The problem:
Filter the entries, keeping every line with the word "Jettingen".

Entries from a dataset
[Begin]

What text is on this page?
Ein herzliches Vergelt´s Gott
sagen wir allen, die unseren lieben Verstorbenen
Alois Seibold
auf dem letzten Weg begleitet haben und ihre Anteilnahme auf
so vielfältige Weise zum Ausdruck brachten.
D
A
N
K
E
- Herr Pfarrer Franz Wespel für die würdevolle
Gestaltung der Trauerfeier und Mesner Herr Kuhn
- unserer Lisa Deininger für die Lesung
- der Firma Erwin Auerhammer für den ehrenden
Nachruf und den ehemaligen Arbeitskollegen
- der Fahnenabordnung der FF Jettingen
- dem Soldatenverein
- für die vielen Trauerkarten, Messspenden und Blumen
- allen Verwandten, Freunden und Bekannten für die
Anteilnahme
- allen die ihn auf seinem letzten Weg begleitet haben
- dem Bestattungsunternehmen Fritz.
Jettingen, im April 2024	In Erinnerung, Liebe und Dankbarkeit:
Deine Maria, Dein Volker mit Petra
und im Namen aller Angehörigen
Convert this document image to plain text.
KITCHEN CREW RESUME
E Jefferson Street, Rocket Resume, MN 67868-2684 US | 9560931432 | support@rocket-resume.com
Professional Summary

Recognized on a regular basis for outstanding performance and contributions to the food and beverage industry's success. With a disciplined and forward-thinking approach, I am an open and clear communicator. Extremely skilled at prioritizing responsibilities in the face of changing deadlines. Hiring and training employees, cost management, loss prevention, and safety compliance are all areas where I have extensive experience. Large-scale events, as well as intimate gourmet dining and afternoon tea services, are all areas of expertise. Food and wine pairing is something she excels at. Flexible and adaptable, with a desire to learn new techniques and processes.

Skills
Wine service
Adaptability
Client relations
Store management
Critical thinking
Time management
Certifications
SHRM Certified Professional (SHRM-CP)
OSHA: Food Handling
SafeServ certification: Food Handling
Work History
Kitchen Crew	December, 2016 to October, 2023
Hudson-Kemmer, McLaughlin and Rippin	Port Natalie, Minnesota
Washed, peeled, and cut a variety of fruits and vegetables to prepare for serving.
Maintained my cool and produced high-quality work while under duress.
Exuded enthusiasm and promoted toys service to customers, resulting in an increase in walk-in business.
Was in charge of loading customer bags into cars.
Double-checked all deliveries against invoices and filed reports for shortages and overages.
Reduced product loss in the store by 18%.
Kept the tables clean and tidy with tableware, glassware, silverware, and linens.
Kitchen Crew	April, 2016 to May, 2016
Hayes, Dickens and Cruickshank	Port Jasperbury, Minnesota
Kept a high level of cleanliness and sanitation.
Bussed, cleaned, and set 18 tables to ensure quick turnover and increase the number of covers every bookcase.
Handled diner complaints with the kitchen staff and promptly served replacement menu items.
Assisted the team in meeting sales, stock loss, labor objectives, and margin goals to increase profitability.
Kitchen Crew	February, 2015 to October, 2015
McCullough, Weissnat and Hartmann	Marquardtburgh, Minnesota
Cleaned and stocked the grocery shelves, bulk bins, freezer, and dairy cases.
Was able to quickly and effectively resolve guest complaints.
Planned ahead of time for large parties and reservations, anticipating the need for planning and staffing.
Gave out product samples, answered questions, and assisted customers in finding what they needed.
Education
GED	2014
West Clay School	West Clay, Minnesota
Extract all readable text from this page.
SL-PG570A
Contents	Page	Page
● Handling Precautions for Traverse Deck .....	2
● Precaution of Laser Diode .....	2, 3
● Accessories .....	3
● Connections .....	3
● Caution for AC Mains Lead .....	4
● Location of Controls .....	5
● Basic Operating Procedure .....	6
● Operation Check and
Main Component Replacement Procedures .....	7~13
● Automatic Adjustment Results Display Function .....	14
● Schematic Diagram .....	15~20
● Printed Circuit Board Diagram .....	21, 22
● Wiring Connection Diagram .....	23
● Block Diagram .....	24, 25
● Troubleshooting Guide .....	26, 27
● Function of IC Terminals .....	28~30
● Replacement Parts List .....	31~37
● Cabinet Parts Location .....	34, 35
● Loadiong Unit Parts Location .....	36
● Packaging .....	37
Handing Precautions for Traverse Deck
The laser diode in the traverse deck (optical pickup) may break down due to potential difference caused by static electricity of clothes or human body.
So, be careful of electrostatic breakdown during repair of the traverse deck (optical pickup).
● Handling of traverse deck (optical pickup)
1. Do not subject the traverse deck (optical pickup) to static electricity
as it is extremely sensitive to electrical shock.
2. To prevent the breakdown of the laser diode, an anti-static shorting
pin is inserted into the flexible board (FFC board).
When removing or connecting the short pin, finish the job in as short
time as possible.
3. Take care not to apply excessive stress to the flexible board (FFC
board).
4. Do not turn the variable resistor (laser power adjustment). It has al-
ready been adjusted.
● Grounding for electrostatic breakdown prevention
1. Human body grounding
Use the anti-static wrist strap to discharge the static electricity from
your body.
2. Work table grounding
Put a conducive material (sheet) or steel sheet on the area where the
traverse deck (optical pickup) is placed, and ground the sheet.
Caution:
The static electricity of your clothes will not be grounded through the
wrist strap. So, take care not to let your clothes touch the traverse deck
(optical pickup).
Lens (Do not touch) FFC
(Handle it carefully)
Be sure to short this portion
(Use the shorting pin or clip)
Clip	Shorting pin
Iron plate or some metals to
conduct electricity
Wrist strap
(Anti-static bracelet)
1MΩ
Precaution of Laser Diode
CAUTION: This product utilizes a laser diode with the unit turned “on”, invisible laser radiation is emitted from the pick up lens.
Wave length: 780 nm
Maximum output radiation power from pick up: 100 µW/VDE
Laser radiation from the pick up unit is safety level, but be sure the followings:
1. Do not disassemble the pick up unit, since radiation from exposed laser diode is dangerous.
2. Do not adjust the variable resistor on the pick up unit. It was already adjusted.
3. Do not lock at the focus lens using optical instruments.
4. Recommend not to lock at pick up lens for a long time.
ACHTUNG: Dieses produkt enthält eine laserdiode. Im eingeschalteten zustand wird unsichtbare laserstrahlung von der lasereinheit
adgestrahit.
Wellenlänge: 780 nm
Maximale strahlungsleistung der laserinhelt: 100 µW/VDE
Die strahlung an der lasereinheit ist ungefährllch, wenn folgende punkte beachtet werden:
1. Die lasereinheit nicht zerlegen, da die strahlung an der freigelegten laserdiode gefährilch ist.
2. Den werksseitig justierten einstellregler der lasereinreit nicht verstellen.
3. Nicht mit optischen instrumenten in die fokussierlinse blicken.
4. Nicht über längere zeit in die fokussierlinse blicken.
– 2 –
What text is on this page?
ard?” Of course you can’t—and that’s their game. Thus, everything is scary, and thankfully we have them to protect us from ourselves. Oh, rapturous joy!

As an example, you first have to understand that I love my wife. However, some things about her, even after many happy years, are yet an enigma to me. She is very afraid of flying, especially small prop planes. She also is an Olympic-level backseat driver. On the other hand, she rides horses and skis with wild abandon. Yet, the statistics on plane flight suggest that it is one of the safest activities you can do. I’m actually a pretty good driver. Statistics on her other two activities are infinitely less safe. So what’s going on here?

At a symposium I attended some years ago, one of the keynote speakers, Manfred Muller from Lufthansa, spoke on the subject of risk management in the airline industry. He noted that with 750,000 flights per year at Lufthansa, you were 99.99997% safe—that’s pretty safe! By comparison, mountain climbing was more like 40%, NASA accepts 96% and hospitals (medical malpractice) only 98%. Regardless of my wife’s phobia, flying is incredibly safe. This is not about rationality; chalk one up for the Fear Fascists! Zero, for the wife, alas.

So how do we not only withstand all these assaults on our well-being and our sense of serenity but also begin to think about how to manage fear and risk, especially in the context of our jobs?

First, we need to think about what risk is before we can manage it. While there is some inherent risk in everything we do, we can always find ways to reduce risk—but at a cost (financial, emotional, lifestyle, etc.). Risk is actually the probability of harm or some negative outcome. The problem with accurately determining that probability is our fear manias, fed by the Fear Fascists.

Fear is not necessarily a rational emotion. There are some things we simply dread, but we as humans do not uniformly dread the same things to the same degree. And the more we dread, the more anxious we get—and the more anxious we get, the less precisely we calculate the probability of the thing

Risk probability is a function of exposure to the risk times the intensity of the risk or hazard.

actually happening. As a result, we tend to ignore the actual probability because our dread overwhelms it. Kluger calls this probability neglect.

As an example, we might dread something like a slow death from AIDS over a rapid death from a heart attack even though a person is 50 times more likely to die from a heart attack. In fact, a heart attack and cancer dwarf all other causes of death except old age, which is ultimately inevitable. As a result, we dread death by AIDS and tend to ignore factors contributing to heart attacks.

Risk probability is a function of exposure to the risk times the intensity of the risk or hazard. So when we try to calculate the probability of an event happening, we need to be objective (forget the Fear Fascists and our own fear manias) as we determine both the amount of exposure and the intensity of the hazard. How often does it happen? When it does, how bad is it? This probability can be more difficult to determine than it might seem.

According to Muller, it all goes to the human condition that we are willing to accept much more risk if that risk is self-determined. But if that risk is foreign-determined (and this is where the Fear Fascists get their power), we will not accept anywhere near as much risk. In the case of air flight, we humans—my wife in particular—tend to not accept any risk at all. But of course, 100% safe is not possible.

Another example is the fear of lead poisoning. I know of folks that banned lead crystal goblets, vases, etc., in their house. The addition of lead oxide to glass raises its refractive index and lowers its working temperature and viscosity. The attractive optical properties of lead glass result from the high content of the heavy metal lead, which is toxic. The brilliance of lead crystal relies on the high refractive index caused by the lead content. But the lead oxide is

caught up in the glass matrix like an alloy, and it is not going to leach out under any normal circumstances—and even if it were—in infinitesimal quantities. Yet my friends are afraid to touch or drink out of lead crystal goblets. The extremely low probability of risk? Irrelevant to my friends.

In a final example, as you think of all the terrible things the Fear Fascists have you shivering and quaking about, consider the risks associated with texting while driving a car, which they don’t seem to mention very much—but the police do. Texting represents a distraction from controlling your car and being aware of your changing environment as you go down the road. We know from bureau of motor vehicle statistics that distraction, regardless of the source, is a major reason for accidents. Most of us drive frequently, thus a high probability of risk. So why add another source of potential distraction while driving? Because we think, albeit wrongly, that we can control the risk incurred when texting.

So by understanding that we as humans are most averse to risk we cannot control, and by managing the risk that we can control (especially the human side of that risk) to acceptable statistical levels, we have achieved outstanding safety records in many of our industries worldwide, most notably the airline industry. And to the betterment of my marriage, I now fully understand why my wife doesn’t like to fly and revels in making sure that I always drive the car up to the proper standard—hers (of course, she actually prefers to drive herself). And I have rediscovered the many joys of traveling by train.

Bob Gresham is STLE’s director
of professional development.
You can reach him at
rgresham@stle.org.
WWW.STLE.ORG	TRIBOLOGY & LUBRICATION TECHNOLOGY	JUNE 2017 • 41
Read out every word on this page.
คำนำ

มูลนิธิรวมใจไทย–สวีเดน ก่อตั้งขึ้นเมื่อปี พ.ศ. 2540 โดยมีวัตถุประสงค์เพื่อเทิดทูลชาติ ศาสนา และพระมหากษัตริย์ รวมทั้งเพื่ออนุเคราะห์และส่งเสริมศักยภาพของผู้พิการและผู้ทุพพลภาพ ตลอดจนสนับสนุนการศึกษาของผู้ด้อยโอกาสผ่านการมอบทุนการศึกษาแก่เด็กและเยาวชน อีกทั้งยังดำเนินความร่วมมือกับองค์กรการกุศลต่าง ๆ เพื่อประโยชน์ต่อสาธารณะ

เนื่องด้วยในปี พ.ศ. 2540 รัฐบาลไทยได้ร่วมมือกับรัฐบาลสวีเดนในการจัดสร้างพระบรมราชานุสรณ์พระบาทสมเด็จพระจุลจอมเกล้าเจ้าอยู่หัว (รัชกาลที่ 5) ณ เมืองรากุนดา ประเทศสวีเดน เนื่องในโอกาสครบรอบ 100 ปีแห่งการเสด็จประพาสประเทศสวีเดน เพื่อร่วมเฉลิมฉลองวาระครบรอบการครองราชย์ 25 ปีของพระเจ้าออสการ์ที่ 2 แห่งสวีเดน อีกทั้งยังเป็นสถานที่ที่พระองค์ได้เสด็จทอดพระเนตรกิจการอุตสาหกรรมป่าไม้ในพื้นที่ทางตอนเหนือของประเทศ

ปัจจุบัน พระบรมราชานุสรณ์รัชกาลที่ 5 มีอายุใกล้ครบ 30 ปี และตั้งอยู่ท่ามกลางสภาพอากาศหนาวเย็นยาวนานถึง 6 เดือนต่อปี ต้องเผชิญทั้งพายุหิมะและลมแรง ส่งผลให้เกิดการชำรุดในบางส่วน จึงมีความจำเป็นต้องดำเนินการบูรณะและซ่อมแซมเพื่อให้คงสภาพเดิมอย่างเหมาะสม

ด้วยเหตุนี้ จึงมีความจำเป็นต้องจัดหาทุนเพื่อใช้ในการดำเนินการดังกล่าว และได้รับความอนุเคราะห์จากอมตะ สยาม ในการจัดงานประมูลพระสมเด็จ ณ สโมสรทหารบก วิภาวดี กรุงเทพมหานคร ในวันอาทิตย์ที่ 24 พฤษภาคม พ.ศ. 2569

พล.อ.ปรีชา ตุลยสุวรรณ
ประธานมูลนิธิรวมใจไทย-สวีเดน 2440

[End]

Response to the task:
- der Fahnenabordnung der FF Jettingen
Jettingen, im April 2024	In Erinnerung, Liebe und Dankbarkeit:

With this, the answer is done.